## WHAT IS ASKED
Gather every line below where "LIVE" appears.

## INPUT FOR THIS TASK

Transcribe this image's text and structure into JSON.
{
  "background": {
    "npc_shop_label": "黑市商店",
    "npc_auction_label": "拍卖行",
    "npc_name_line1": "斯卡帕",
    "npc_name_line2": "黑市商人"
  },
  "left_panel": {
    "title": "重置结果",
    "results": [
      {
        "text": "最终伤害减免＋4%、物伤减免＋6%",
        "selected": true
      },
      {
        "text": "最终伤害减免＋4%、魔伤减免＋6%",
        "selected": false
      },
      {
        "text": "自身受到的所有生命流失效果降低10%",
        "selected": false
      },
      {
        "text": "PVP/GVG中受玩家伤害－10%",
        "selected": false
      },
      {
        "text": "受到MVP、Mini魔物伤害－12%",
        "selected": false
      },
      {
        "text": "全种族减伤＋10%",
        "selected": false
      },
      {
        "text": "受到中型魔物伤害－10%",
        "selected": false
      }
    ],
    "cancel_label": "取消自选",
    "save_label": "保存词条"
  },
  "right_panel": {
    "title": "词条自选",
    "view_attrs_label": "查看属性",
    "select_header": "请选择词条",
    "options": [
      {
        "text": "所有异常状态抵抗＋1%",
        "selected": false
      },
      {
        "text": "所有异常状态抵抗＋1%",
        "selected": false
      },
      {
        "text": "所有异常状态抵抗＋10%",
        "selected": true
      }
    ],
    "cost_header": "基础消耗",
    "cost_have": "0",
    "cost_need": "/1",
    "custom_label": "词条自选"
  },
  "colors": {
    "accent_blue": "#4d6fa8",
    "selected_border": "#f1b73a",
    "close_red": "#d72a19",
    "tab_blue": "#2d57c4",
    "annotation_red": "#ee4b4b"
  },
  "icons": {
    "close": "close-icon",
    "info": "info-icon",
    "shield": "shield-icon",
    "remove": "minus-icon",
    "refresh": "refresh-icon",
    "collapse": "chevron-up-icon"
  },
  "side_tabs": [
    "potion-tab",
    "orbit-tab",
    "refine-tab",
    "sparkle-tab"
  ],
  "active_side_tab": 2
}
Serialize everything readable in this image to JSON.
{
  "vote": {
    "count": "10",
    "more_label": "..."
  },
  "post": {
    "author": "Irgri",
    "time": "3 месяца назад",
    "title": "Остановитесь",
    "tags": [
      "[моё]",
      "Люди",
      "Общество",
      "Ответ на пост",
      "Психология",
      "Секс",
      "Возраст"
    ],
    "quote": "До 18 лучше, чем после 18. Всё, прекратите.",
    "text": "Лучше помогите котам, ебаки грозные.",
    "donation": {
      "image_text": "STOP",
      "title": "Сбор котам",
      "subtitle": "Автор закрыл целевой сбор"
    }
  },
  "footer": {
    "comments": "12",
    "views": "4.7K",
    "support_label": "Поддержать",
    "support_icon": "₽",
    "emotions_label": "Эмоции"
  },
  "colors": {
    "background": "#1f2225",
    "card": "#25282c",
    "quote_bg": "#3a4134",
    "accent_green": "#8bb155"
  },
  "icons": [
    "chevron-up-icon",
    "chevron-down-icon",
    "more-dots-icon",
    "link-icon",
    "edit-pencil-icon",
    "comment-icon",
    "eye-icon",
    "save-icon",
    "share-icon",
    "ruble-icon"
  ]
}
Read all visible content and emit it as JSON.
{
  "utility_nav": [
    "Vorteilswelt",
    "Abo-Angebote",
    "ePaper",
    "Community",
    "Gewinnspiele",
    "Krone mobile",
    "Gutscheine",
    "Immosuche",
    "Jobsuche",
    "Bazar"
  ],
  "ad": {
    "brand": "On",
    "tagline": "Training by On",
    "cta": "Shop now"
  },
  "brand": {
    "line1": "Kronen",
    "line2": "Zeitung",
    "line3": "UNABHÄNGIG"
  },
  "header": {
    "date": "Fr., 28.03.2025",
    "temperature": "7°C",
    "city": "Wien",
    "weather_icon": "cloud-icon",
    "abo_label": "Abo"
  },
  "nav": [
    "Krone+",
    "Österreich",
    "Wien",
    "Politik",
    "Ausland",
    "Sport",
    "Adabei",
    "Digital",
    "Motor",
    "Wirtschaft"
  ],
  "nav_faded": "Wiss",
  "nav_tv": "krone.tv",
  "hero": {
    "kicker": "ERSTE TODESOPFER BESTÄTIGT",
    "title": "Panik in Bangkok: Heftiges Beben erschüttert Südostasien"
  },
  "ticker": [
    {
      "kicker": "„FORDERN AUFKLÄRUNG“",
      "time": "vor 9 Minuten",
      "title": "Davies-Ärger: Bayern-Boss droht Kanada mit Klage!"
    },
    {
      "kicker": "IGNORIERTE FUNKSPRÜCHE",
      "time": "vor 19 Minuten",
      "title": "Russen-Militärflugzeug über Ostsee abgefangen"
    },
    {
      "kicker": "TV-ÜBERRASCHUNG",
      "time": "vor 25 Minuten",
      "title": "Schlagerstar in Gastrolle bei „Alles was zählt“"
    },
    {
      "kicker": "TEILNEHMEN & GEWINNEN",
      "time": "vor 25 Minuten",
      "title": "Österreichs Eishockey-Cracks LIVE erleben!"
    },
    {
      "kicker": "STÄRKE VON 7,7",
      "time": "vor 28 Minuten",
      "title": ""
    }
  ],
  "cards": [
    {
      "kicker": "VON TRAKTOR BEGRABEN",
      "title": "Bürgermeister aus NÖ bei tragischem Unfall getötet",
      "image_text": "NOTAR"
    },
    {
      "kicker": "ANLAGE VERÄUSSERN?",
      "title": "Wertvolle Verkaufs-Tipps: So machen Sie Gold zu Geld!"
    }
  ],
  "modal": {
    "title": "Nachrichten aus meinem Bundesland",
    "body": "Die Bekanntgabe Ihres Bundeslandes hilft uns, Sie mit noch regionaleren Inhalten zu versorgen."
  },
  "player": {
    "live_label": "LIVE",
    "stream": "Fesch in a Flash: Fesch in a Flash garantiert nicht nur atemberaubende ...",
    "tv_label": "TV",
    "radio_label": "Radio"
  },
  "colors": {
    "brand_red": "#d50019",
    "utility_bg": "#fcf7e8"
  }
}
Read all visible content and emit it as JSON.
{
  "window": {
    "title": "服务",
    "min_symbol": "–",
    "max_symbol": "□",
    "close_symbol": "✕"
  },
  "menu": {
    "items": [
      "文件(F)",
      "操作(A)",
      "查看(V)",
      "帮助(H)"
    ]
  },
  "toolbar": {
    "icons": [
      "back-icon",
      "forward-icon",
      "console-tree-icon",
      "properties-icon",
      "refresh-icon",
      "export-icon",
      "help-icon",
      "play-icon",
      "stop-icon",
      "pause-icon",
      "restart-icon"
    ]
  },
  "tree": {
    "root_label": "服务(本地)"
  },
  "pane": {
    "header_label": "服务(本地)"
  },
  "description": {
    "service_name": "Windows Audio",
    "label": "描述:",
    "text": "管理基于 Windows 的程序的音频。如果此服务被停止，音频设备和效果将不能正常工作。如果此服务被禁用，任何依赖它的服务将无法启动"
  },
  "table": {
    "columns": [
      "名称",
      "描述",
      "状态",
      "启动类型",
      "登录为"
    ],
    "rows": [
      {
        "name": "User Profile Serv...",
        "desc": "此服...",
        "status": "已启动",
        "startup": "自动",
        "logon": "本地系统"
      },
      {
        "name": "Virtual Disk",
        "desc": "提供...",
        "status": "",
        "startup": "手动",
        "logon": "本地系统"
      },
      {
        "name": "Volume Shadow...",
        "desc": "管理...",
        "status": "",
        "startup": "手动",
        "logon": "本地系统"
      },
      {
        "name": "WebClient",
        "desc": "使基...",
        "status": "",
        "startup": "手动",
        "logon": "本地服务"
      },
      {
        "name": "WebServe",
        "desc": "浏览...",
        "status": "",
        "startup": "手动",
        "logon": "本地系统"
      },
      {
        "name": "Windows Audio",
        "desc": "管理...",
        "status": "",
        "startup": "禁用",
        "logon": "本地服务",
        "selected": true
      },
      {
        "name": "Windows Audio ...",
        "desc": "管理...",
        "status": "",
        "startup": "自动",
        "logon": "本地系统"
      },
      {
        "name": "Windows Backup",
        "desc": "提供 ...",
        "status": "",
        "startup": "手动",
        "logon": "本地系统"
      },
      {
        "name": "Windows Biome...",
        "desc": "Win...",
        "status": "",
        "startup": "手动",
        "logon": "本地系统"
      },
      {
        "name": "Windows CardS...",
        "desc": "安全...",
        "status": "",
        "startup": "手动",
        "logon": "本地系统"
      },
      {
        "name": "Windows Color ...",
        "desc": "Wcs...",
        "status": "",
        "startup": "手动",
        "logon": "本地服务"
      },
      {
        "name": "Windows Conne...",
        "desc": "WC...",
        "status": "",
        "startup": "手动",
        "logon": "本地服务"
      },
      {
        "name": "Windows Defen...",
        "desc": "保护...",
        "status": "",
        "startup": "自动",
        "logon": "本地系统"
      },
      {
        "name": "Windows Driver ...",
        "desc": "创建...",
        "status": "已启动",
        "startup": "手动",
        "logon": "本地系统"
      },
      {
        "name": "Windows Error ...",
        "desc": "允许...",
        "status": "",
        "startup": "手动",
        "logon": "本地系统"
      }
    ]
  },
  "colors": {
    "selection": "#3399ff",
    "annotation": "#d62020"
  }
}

## EXERCISE RESPONSE
      "title": "Österreichs Eishockey-Cracks LIVE erleben!"
    "live_label": "LIVE",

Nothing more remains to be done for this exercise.